*Description of the task*:
Filter for the word "GugaNoblat" and keep each matching line.

[Dataset rows]
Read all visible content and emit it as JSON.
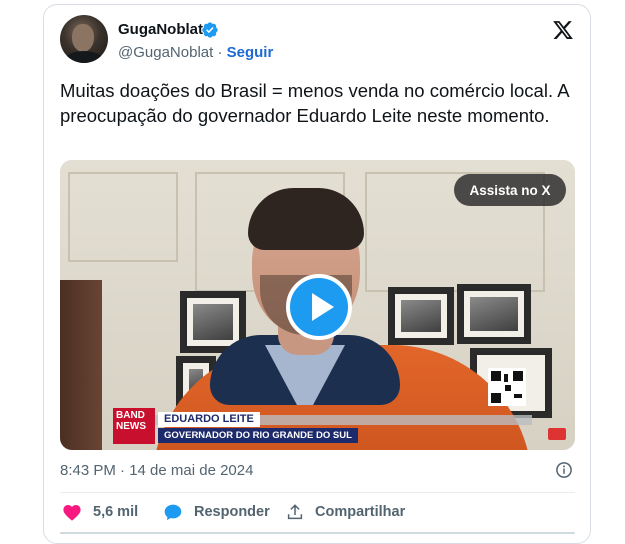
{
  "author": {
    "name": "GugaNoblat",
    "handle": "@GugaNoblat",
    "separator": "·",
    "follow_label": "Seguir",
    "verified_icon": "verified-badge-icon"
  },
  "tweet": {
    "text": "Muitas doações do Brasil = menos venda no comércio local. A preocupação do governador Eduardo Leite neste momento.",
    "timestamp": "8:43 PM · 14 de mai de 2024"
  },
  "media": {
    "watch_label": "Assista no X",
    "logo_text": "BAND NEWS",
    "lower_third_name": "EDUARDO LEITE",
    "lower_third_role": "GOVERNADOR DO RIO GRANDE DO SUL"
  },
  "actions": {
    "likes_count": "5,6 mil",
    "reply_label": "Responder",
    "share_label": "Compartilhar"
  },
  "colors": {
    "accent": "#1d9bf0",
    "link": "#1d6ad2",
    "like": "#f91880",
    "reply": "#1d9bf0",
    "muted": "#536471"
  }
}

*Solution*:
    "name": "GugaNoblat",
    "handle": "@GugaNoblat",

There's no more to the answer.